In this question, we represent the board using a 2D array. In principle, the board is infinite, which would cause problems when the active area encroaches the border of the array. How would you address these problems?

按照生命游戏给定的规则对矩阵进行迭代，要求直接修改数组，但是实际上所有元素的更新是同步完成的，所以需要解决一个问题就是即使一个元素值已经更新过，还是必须用之前的值来更新其他元素。解决方法是利用两位编码也就是0~3四个数来表示，上一次的值和当前值的四种可能情况，从而可以根据之前的值更新其他点，并根据当前值更新下一次的状态。

class Solution {
public:
    void gameOfLife(vector<vector<int>>& board) {
        if(board.size()==0||board[0].size()==0) return;
        for(int i=0;i<board.size();i++)
        {
            for(int j=0;j<board[0].size();j++)
            {
                if(neighbor_live_cell(board,i,j)==2)

§ **所给数据**:
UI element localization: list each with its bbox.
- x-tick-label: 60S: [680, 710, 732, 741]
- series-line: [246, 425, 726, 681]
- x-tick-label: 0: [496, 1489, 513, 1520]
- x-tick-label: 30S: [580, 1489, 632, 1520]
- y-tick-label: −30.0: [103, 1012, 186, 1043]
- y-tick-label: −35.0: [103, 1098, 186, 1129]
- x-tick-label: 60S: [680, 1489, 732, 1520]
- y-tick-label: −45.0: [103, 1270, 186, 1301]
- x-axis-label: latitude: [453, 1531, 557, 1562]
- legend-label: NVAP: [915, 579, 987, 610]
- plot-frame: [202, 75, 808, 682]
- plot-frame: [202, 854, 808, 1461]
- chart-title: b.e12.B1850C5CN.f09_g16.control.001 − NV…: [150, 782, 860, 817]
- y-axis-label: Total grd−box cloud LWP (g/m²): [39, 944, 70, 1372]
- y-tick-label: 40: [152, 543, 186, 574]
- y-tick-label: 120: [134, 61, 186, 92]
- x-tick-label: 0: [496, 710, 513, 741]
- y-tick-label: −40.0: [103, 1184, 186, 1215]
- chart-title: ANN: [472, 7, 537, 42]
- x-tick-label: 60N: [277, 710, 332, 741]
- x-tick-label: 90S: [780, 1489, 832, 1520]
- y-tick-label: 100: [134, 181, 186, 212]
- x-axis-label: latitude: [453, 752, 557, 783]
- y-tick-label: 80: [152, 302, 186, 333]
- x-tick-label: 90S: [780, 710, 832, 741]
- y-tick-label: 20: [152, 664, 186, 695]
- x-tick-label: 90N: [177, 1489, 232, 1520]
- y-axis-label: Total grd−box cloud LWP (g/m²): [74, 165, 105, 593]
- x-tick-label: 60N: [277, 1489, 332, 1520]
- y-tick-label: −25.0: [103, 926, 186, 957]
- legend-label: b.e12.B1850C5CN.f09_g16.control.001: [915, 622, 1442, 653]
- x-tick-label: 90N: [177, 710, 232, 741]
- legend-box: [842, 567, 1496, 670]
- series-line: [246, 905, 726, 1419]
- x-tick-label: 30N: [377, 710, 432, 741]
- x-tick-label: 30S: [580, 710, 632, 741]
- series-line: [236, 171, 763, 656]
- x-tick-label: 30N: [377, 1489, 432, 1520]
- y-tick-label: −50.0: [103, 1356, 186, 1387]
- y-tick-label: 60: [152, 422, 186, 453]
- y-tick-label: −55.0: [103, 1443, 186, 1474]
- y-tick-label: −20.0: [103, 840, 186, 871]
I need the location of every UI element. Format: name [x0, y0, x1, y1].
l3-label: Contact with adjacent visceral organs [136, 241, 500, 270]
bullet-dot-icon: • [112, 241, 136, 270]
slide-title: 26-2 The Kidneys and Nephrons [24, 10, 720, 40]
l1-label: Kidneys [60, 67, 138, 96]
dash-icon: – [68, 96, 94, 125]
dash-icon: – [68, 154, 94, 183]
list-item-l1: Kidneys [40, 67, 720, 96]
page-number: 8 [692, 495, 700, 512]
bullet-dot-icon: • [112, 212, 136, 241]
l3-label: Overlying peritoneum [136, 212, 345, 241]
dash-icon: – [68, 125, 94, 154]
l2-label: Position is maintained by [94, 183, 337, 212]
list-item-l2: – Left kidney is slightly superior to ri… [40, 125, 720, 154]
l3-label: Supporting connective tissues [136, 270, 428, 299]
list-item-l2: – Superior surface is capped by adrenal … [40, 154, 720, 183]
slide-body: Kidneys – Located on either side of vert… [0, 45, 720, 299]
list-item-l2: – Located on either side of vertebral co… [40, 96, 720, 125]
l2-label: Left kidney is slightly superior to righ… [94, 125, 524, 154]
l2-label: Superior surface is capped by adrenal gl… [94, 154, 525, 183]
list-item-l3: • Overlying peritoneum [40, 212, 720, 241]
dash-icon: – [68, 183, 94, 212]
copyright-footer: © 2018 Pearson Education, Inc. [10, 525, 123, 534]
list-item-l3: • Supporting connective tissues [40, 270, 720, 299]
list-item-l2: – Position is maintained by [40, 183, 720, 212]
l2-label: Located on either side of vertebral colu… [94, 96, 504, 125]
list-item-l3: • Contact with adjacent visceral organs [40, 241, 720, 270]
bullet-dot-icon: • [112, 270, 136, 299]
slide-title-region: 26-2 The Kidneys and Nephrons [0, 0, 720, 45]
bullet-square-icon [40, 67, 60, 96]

§ **任务说明**:
原文节选讲的是生命游戏的解法。请说明为什么要用0~3四个数对每个元素做两位编码，用一到三句话作答。 上述条目在此不起任何作用。

§ **完整解答**:
题目要求直接修改数组，但所有元素的更新实际上是同步完成的。所以一个元素即使已经更新过，仍须用它之前的值来更新其他元素。用0~3四个数表示上一次的值与当前值的四种可能情况，就能根据之前的值更新其他点，并根据当前值更新下一次的状态。